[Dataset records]
* * * *

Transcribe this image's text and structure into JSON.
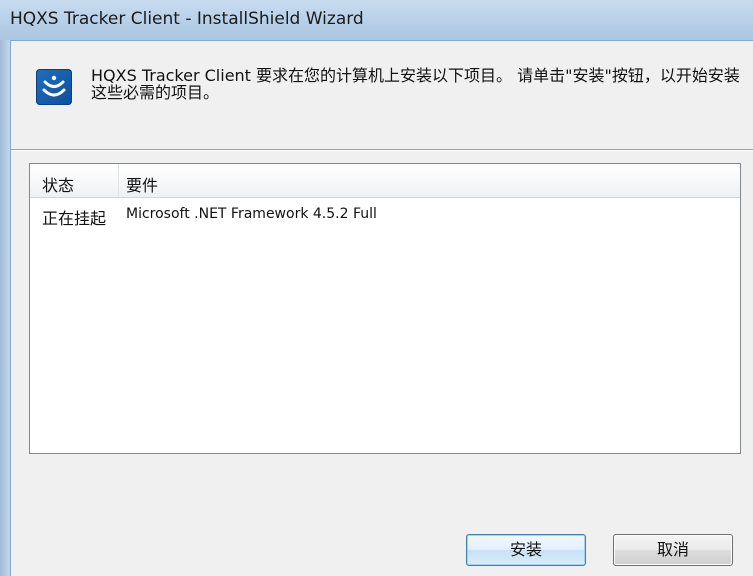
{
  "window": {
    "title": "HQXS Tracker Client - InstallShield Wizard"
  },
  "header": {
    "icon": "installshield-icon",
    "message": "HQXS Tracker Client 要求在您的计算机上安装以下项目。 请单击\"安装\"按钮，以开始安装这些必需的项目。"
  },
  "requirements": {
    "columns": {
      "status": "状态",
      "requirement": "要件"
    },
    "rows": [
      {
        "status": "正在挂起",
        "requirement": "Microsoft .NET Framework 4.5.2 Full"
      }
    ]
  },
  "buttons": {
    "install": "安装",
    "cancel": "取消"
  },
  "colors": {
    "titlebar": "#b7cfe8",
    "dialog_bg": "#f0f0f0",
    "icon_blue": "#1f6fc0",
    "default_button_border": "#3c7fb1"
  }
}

* * * *

▸ **Work required**: Drop the pictures and reproduce the rest of the entries above exactly.

▸ **Answer for the task**:
Transcribe this image's text and structure into JSON.
{
  "window": {
    "title": "HQXS Tracker Client - InstallShield Wizard"
  },
  "header": {
    "icon": "installshield-icon",
    "message": "HQXS Tracker Client 要求在您的计算机上安装以下项目。 请单击\"安装\"按钮，以开始安装这些必需的项目。"
  },
  "requirements": {
    "columns": {
      "status": "状态",
      "requirement": "要件"
    },
    "rows": [
      {
        "status": "正在挂起",
        "requirement": "Microsoft .NET Framework 4.5.2 Full"
      }
    ]
  },
  "buttons": {
    "install": "安装",
    "cancel": "取消"
  },
  "colors": {
    "titlebar": "#b7cfe8",
    "dialog_bg": "#f0f0f0",
    "icon_blue": "#1f6fc0",
    "default_button_border": "#3c7fb1"
  }
}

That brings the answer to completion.